> _What this task involves_: All of the material below is to be restated word for word, apart from the pictures.

> _Exercise inputs_:
^^^^^^^^^^^^^^^^

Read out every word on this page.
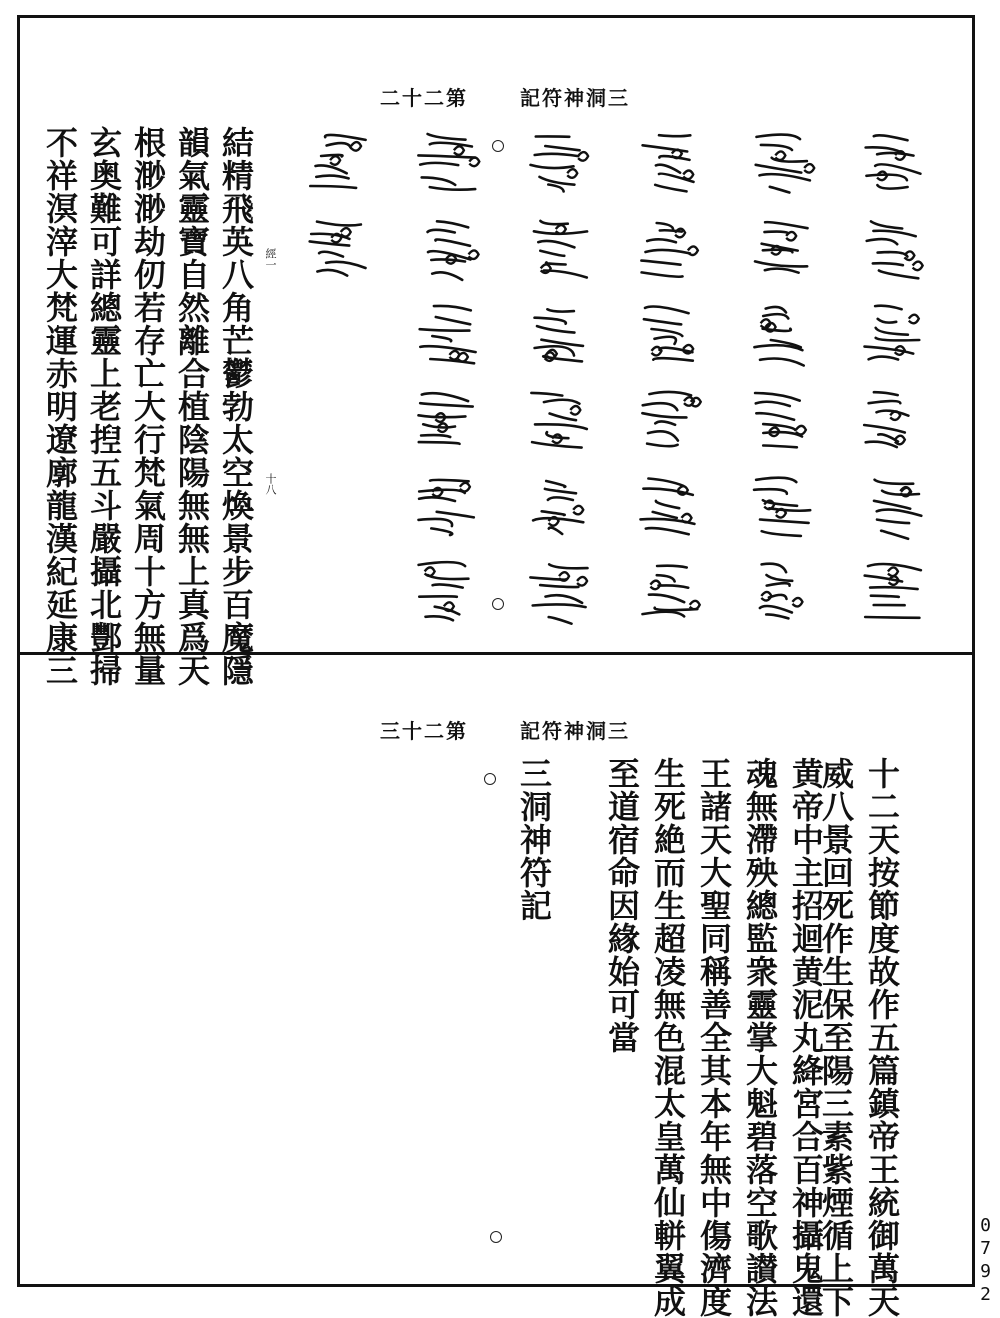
二十二第	記符神洞三
經一
十八
結精飛英八角芒鬱勃太空煥景步百魔隱
韻氣靈寶自然離合植陰陽無無上真爲天
根渺渺劫仞若存亡大行梵氣周十方無量
玄奥難可詳總靈上老揑五斗嚴攝北酆掃
不祥溟滓大梵運赤明遼廓龍漢紀延康三
三十二第	記符神洞三
十二天按節度故作五篇鎮帝王統御萬天
威八景回死作生保至陽三素紫煙循上下
黄帝中主招迴黄泥丸絳宮合百神攝鬼還
魂無滯殃總監衆靈掌大魁碧落空歌讃法
王諸天大聖同稱善全其本年無中傷濟度
生死絶而生超凌無色混太皇萬仙軿翼成
至道宿命因緣始可當
三洞神符記
0792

^^^^^^^^^^^^^^^^

> _Finished exercise_:
Read out every word on this page.
二十二第	記符神洞三
經一
十八
結精飛英八角芒鬱勃太空煥景步百魔隱
韻氣靈寶自然離合植陰陽無無上真爲天
根渺渺劫仞若存亡大行梵氣周十方無量
玄奥難可詳總靈上老揑五斗嚴攝北酆掃
不祥溟滓大梵運赤明遼廓龍漢紀延康三
三十二第	記符神洞三
十二天按節度故作五篇鎮帝王統御萬天
威八景回死作生保至陽三素紫煙循上下
黄帝中主招迴黄泥丸絳宮合百神攝鬼還
魂無滯殃總監衆靈掌大魁碧落空歌讃法
王諸天大聖同稱善全其本年無中傷濟度
生死絶而生超凌無色混太皇萬仙軿翼成
至道宿命因緣始可當
三洞神符記
0792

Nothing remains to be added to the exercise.